**Work required**
Copy each record exactly as it reads, leaving out any pictures it holds.

**** Data for the task

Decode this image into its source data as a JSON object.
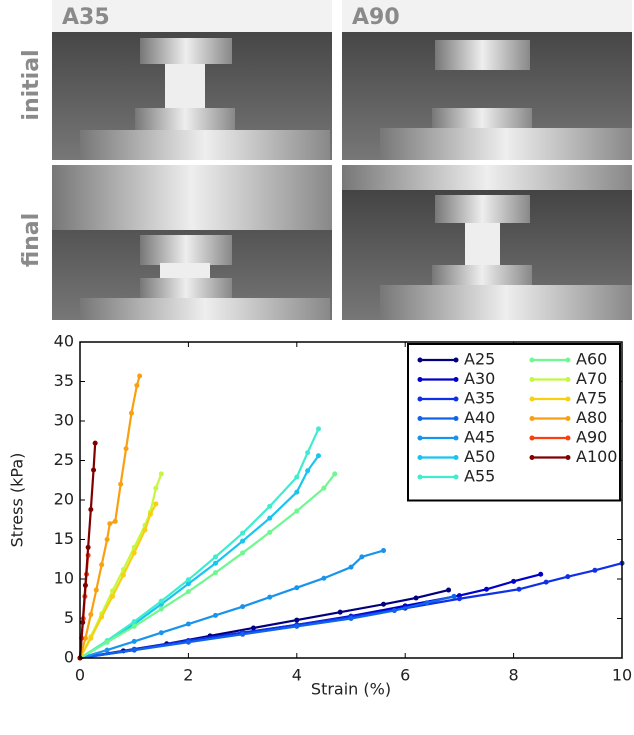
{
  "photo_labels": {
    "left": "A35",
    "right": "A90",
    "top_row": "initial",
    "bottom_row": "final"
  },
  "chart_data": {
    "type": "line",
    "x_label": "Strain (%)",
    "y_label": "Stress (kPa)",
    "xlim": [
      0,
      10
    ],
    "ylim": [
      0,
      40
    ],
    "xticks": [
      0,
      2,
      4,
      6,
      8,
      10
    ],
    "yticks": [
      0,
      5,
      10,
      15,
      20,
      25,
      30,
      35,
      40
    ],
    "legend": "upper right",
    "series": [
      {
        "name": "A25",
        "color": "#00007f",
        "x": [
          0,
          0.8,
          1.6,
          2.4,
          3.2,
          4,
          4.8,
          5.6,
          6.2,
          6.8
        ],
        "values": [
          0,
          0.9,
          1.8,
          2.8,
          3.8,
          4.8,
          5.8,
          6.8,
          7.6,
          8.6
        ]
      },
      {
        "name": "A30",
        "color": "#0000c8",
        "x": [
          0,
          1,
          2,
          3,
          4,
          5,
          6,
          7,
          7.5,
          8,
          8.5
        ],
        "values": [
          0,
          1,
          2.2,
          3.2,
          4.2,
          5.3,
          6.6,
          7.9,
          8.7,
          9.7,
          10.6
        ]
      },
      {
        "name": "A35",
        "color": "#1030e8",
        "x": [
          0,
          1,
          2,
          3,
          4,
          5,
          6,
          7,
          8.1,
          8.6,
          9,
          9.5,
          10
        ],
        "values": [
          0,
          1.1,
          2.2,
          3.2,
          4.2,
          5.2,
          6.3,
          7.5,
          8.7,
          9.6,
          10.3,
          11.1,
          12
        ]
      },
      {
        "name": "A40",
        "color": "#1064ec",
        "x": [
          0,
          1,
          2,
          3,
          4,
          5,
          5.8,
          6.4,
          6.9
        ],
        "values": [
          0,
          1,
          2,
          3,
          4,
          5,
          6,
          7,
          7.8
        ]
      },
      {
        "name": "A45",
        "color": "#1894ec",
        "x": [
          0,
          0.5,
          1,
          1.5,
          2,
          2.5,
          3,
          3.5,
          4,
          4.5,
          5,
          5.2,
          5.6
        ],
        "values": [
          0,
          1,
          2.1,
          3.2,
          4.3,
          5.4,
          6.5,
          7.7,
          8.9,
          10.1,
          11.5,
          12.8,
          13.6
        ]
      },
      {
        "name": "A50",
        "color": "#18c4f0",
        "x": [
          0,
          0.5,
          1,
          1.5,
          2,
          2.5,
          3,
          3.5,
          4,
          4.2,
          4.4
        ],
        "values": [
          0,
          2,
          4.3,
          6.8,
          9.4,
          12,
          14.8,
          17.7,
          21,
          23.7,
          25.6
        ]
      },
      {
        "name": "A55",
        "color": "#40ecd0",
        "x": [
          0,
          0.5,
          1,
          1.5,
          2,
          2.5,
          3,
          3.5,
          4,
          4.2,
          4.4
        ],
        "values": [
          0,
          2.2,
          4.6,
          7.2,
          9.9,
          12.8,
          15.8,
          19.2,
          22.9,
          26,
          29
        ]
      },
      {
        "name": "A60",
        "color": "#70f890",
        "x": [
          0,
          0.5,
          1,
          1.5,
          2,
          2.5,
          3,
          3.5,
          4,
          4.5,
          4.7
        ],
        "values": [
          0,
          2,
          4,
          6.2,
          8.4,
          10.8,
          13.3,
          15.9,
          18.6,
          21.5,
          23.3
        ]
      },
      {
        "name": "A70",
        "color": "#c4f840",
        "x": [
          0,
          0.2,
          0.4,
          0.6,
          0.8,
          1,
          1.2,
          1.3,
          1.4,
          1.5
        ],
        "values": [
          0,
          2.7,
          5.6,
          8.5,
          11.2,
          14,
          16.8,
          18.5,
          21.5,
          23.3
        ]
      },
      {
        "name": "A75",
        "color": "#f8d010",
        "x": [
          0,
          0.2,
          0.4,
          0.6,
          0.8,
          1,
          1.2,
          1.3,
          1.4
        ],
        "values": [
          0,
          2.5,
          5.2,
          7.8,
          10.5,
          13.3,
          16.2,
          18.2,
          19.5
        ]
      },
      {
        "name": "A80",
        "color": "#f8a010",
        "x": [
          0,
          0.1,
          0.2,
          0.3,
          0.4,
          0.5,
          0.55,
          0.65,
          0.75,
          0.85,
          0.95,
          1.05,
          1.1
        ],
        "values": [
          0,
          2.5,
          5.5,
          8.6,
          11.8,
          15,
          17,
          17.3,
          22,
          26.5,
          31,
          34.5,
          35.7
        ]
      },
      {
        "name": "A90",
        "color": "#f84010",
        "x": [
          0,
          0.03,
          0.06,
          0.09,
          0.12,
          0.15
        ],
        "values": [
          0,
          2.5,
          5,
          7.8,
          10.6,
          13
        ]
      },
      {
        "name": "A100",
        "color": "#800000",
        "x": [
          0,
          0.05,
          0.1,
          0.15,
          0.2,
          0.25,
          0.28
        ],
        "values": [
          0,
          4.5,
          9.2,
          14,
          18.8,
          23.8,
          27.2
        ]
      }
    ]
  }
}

********

**Exercise result**
Decode this image into its source data as a JSON object.
{
  "photo_labels": {
    "left": "A35",
    "right": "A90",
    "top_row": "initial",
    "bottom_row": "final"
  },
  "chart_data": {
    "type": "line",
    "x_label": "Strain (%)",
    "y_label": "Stress (kPa)",
    "xlim": [
      0,
      10
    ],
    "ylim": [
      0,
      40
    ],
    "xticks": [
      0,
      2,
      4,
      6,
      8,
      10
    ],
    "yticks": [
      0,
      5,
      10,
      15,
      20,
      25,
      30,
      35,
      40
    ],
    "legend": "upper right",
    "series": [
      {
        "name": "A25",
        "color": "#00007f",
        "x": [
          0,
          0.8,
          1.6,
          2.4,
          3.2,
          4,
          4.8,
          5.6,
          6.2,
          6.8
        ],
        "values": [
          0,
          0.9,
          1.8,
          2.8,
          3.8,
          4.8,
          5.8,
          6.8,
          7.6,
          8.6
        ]
      },
      {
        "name": "A30",
        "color": "#0000c8",
        "x": [
          0,
          1,
          2,
          3,
          4,
          5,
          6,
          7,
          7.5,
          8,
          8.5
        ],
        "values": [
          0,
          1,
          2.2,
          3.2,
          4.2,
          5.3,
          6.6,
          7.9,
          8.7,
          9.7,
          10.6
        ]
      },
      {
        "name": "A35",
        "color": "#1030e8",
        "x": [
          0,
          1,
          2,
          3,
          4,
          5,
          6,
          7,
          8.1,
          8.6,
          9,
          9.5,
          10
        ],
        "values": [
          0,
          1.1,
          2.2,
          3.2,
          4.2,
          5.2,
          6.3,
          7.5,
          8.7,
          9.6,
          10.3,
          11.1,
          12
        ]
      },
      {
        "name": "A40",
        "color": "#1064ec",
        "x": [
          0,
          1,
          2,
          3,
          4,
          5,
          5.8,
          6.4,
          6.9
        ],
        "values": [
          0,
          1,
          2,
          3,
          4,
          5,
          6,
          7,
          7.8
        ]
      },
      {
        "name": "A45",
        "color": "#1894ec",
        "x": [
          0,
          0.5,
          1,
          1.5,
          2,
          2.5,
          3,
          3.5,
          4,
          4.5,
          5,
          5.2,
          5.6
        ],
        "values": [
          0,
          1,
          2.1,
          3.2,
          4.3,
          5.4,
          6.5,
          7.7,
          8.9,
          10.1,
          11.5,
          12.8,
          13.6
        ]
      },
      {
        "name": "A50",
        "color": "#18c4f0",
        "x": [
          0,
          0.5,
          1,
          1.5,
          2,
          2.5,
          3,
          3.5,
          4,
          4.2,
          4.4
        ],
        "values": [
          0,
          2,
          4.3,
          6.8,
          9.4,
          12,
          14.8,
          17.7,
          21,
          23.7,
          25.6
        ]
      },
      {
        "name": "A55",
        "color": "#40ecd0",
        "x": [
          0,
          0.5,
          1,
          1.5,
          2,
          2.5,
          3,
          3.5,
          4,
          4.2,
          4.4
        ],
        "values": [
          0,
          2.2,
          4.6,
          7.2,
          9.9,
          12.8,
          15.8,
          19.2,
          22.9,
          26,
          29
        ]
      },
      {
        "name": "A60",
        "color": "#70f890",
        "x": [
          0,
          0.5,
          1,
          1.5,
          2,
          2.5,
          3,
          3.5,
          4,
          4.5,
          4.7
        ],
        "values": [
          0,
          2,
          4,
          6.2,
          8.4,
          10.8,
          13.3,
          15.9,
          18.6,
          21.5,
          23.3
        ]
      },
      {
        "name": "A70",
        "color": "#c4f840",
        "x": [
          0,
          0.2,
          0.4,
          0.6,
          0.8,
          1,
          1.2,
          1.3,
          1.4,
          1.5
        ],
        "values": [
          0,
          2.7,
          5.6,
          8.5,
          11.2,
          14,
          16.8,
          18.5,
          21.5,
          23.3
        ]
      },
      {
        "name": "A75",
        "color": "#f8d010",
        "x": [
          0,
          0.2,
          0.4,
          0.6,
          0.8,
          1,
          1.2,
          1.3,
          1.4
        ],
        "values": [
          0,
          2.5,
          5.2,
          7.8,
          10.5,
          13.3,
          16.2,
          18.2,
          19.5
        ]
      },
      {
        "name": "A80",
        "color": "#f8a010",
        "x": [
          0,
          0.1,
          0.2,
          0.3,
          0.4,
          0.5,
          0.55,
          0.65,
          0.75,
          0.85,
          0.95,
          1.05,
          1.1
        ],
        "values": [
          0,
          2.5,
          5.5,
          8.6,
          11.8,
          15,
          17,
          17.3,
          22,
          26.5,
          31,
          34.5,
          35.7
        ]
      },
      {
        "name": "A90",
        "color": "#f84010",
        "x": [
          0,
          0.03,
          0.06,
          0.09,
          0.12,
          0.15
        ],
        "values": [
          0,
          2.5,
          5,
          7.8,
          10.6,
          13
        ]
      },
      {
        "name": "A100",
        "color": "#800000",
        "x": [
          0,
          0.05,
          0.1,
          0.15,
          0.2,
          0.25,
          0.28
        ],
        "values": [
          0,
          4.5,
          9.2,
          14,
          18.8,
          23.8,
          27.2
        ]
      }
    ]
  }
}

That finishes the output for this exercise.